[DATASET ENTRIES]:
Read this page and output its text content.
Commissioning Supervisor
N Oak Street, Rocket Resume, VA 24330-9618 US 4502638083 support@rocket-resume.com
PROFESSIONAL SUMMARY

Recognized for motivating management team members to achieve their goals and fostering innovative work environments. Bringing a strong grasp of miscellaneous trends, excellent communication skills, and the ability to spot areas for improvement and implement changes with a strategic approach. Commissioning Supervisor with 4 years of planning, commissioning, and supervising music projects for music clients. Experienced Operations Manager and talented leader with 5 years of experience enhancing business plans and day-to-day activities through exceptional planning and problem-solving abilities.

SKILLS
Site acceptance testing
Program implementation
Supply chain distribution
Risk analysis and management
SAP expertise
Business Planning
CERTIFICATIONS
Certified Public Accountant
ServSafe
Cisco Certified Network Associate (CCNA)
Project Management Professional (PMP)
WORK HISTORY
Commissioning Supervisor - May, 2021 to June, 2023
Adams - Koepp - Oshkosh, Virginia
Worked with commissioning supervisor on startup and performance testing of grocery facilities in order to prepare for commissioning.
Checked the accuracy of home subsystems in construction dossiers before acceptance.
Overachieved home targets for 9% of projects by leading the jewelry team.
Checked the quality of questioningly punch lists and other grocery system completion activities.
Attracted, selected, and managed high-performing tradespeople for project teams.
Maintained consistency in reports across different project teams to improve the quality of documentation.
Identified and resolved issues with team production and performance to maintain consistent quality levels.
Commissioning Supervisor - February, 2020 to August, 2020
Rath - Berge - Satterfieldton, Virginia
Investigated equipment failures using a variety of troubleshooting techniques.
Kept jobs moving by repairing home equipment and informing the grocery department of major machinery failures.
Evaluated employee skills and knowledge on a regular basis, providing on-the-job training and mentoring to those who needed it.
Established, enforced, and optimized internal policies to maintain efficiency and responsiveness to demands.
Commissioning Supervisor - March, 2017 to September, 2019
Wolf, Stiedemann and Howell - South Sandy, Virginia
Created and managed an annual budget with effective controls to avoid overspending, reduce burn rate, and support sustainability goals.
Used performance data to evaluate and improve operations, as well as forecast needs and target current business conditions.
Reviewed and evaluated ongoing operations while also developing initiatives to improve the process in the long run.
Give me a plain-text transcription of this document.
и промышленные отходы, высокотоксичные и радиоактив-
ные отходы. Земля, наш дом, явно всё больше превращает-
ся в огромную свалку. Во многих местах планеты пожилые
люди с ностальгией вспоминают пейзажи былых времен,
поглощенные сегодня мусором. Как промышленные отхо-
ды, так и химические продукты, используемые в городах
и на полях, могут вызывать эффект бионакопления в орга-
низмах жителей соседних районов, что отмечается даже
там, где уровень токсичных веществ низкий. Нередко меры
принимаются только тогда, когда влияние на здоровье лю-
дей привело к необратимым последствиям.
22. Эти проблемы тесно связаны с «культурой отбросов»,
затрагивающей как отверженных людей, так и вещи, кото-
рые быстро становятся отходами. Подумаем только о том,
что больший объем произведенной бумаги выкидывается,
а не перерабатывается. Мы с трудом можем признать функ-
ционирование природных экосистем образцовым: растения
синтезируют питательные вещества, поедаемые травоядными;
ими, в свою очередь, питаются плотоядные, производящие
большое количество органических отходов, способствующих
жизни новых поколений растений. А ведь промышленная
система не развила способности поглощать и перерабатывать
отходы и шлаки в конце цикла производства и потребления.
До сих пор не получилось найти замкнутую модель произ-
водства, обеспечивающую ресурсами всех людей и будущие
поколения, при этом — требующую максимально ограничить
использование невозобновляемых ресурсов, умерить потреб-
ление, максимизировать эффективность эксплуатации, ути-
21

[WHAT THE TASK ASKS]:
Print out the whole listing exactly as it appears.

[RESPONSE]:
Read this page and output its text content.
Commissioning Supervisor
N Oak Street, Rocket Resume, VA 24330-9618 US 4502638083 support@rocket-resume.com
PROFESSIONAL SUMMARY

Recognized for motivating management team members to achieve their goals and fostering innovative work environments. Bringing a strong grasp of miscellaneous trends, excellent communication skills, and the ability to spot areas for improvement and implement changes with a strategic approach. Commissioning Supervisor with 4 years of planning, commissioning, and supervising music projects for music clients. Experienced Operations Manager and talented leader with 5 years of experience enhancing business plans and day-to-day activities through exceptional planning and problem-solving abilities.

SKILLS
Site acceptance testing
Program implementation
Supply chain distribution
Risk analysis and management
SAP expertise
Business Planning
CERTIFICATIONS
Certified Public Accountant
ServSafe
Cisco Certified Network Associate (CCNA)
Project Management Professional (PMP)
WORK HISTORY
Commissioning Supervisor - May, 2021 to June, 2023
Adams - Koepp - Oshkosh, Virginia
Worked with commissioning supervisor on startup and performance testing of grocery facilities in order to prepare for commissioning.
Checked the accuracy of home subsystems in construction dossiers before acceptance.
Overachieved home targets for 9% of projects by leading the jewelry team.
Checked the quality of questioningly punch lists and other grocery system completion activities.
Attracted, selected, and managed high-performing tradespeople for project teams.
Maintained consistency in reports across different project teams to improve the quality of documentation.
Identified and resolved issues with team production and performance to maintain consistent quality levels.
Commissioning Supervisor - February, 2020 to August, 2020
Rath - Berge - Satterfieldton, Virginia
Investigated equipment failures using a variety of troubleshooting techniques.
Kept jobs moving by repairing home equipment and informing the grocery department of major machinery failures.
Evaluated employee skills and knowledge on a regular basis, providing on-the-job training and mentoring to those who needed it.
Established, enforced, and optimized internal policies to maintain efficiency and responsiveness to demands.
Commissioning Supervisor - March, 2017 to September, 2019
Wolf, Stiedemann and Howell - South Sandy, Virginia
Created and managed an annual budget with effective controls to avoid overspending, reduce burn rate, and support sustainability goals.
Used performance data to evaluate and improve operations, as well as forecast needs and target current business conditions.
Reviewed and evaluated ongoing operations while also developing initiatives to improve the process in the long run.
Give me a plain-text transcription of this document.
и промышленные отходы, высокотоксичные и радиоактив-
ные отходы. Земля, наш дом, явно всё больше превращает-
ся в огромную свалку. Во многих местах планеты пожилые
люди с ностальгией вспоминают пейзажи былых времен,
поглощенные сегодня мусором. Как промышленные отхо-
ды, так и химические продукты, используемые в городах
и на полях, могут вызывать эффект бионакопления в орга-
низмах жителей соседних районов, что отмечается даже
там, где уровень токсичных веществ низкий. Нередко меры
принимаются только тогда, когда влияние на здоровье лю-
дей привело к необратимым последствиям.
22. Эти проблемы тесно связаны с «культурой отбросов»,
затрагивающей как отверженных людей, так и вещи, кото-
рые быстро становятся отходами. Подумаем только о том,
что больший объем произведенной бумаги выкидывается,
а не перерабатывается. Мы с трудом можем признать функ-
ционирование природных экосистем образцовым: растения
синтезируют питательные вещества, поедаемые травоядными;
ими, в свою очередь, питаются плотоядные, производящие
большое количество органических отходов, способствующих
жизни новых поколений растений. А ведь промышленная
система не развила способности поглощать и перерабатывать
отходы и шлаки в конце цикла производства и потребления.
До сих пор не получилось найти замкнутую модель произ-
водства, обеспечивающую ресурсами всех людей и будущие
поколения, при этом — требующую максимально ограничить
использование невозобновляемых ресурсов, умерить потреб-
ление, максимизировать эффективность эксплуатации, ути-
21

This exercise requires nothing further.